• [Set exercise] The entries below should be output exactly as written.

Excerpt from a dataset:
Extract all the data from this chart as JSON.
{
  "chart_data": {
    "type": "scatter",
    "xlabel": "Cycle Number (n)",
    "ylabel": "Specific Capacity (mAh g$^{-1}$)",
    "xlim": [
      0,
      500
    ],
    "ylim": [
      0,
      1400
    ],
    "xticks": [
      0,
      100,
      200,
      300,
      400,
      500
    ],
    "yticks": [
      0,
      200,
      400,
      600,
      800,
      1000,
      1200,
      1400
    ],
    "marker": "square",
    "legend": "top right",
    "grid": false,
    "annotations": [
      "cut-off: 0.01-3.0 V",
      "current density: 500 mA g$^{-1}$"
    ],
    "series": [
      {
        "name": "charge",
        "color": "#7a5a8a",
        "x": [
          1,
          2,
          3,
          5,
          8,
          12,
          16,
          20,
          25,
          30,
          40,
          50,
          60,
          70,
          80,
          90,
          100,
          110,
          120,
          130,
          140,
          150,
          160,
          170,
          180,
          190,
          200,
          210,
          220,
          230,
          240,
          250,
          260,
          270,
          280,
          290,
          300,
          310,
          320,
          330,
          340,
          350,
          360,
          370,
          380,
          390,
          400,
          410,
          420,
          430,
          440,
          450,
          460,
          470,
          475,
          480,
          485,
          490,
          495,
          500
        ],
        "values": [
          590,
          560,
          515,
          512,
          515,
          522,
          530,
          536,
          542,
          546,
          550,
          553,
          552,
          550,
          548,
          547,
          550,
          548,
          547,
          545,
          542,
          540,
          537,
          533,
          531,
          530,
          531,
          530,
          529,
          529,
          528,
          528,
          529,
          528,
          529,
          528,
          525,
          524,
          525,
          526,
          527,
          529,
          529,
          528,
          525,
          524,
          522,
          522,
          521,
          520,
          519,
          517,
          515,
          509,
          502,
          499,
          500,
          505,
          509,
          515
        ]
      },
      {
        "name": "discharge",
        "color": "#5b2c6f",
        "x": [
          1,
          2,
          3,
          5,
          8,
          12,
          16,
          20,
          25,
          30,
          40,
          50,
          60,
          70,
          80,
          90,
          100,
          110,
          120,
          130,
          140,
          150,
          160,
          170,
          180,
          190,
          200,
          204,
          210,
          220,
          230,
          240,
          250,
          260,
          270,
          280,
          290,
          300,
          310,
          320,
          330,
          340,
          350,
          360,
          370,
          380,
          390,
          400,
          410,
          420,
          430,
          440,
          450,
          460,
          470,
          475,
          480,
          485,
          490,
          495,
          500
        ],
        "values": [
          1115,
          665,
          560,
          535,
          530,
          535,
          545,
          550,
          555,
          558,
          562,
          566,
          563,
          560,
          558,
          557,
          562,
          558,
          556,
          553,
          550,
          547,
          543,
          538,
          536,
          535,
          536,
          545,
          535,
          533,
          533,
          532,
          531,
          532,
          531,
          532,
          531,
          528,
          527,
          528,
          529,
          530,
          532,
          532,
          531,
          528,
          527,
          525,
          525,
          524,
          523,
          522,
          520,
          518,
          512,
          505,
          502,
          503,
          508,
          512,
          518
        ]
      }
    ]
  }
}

• [Exercise answer]
Extract all the data from this chart as JSON.
{
  "chart_data": {
    "type": "scatter",
    "xlabel": "Cycle Number (n)",
    "ylabel": "Specific Capacity (mAh g$^{-1}$)",
    "xlim": [
      0,
      500
    ],
    "ylim": [
      0,
      1400
    ],
    "xticks": [
      0,
      100,
      200,
      300,
      400,
      500
    ],
    "yticks": [
      0,
      200,
      400,
      600,
      800,
      1000,
      1200,
      1400
    ],
    "marker": "square",
    "legend": "top right",
    "grid": false,
    "annotations": [
      "cut-off: 0.01-3.0 V",
      "current density: 500 mA g$^{-1}$"
    ],
    "series": [
      {
        "name": "charge",
        "color": "#7a5a8a",
        "x": [
          1,
          2,
          3,
          5,
          8,
          12,
          16,
          20,
          25,
          30,
          40,
          50,
          60,
          70,
          80,
          90,
          100,
          110,
          120,
          130,
          140,
          150,
          160,
          170,
          180,
          190,
          200,
          210,
          220,
          230,
          240,
          250,
          260,
          270,
          280,
          290,
          300,
          310,
          320,
          330,
          340,
          350,
          360,
          370,
          380,
          390,
          400,
          410,
          420,
          430,
          440,
          450,
          460,
          470,
          475,
          480,
          485,
          490,
          495,
          500
        ],
        "values": [
          590,
          560,
          515,
          512,
          515,
          522,
          530,
          536,
          542,
          546,
          550,
          553,
          552,
          550,
          548,
          547,
          550,
          548,
          547,
          545,
          542,
          540,
          537,
          533,
          531,
          530,
          531,
          530,
          529,
          529,
          528,
          528,
          529,
          528,
          529,
          528,
          525,
          524,
          525,
          526,
          527,
          529,
          529,
          528,
          525,
          524,
          522,
          522,
          521,
          520,
          519,
          517,
          515,
          509,
          502,
          499,
          500,
          505,
          509,
          515
        ]
      },
      {
        "name": "discharge",
        "color": "#5b2c6f",
        "x": [
          1,
          2,
          3,
          5,
          8,
          12,
          16,
          20,
          25,
          30,
          40,
          50,
          60,
          70,
          80,
          90,
          100,
          110,
          120,
          130,
          140,
          150,
          160,
          170,
          180,
          190,
          200,
          204,
          210,
          220,
          230,
          240,
          250,
          260,
          270,
          280,
          290,
          300,
          310,
          320,
          330,
          340,
          350,
          360,
          370,
          380,
          390,
          400,
          410,
          420,
          430,
          440,
          450,
          460,
          470,
          475,
          480,
          485,
          490,
          495,
          500
        ],
        "values": [
          1115,
          665,
          560,
          535,
          530,
          535,
          545,
          550,
          555,
          558,
          562,
          566,
          563,
          560,
          558,
          557,
          562,
          558,
          556,
          553,
          550,
          547,
          543,
          538,
          536,
          535,
          536,
          545,
          535,
          533,
          533,
          532,
          531,
          532,
          531,
          532,
          531,
          528,
          527,
          528,
          529,
          530,
          532,
          532,
          531,
          528,
          527,
          525,
          525,
          524,
          523,
          522,
          520,
          518,
          512,
          505,
          502,
          503,
          508,
          512,
          518
        ]
      }
    ]
  }
}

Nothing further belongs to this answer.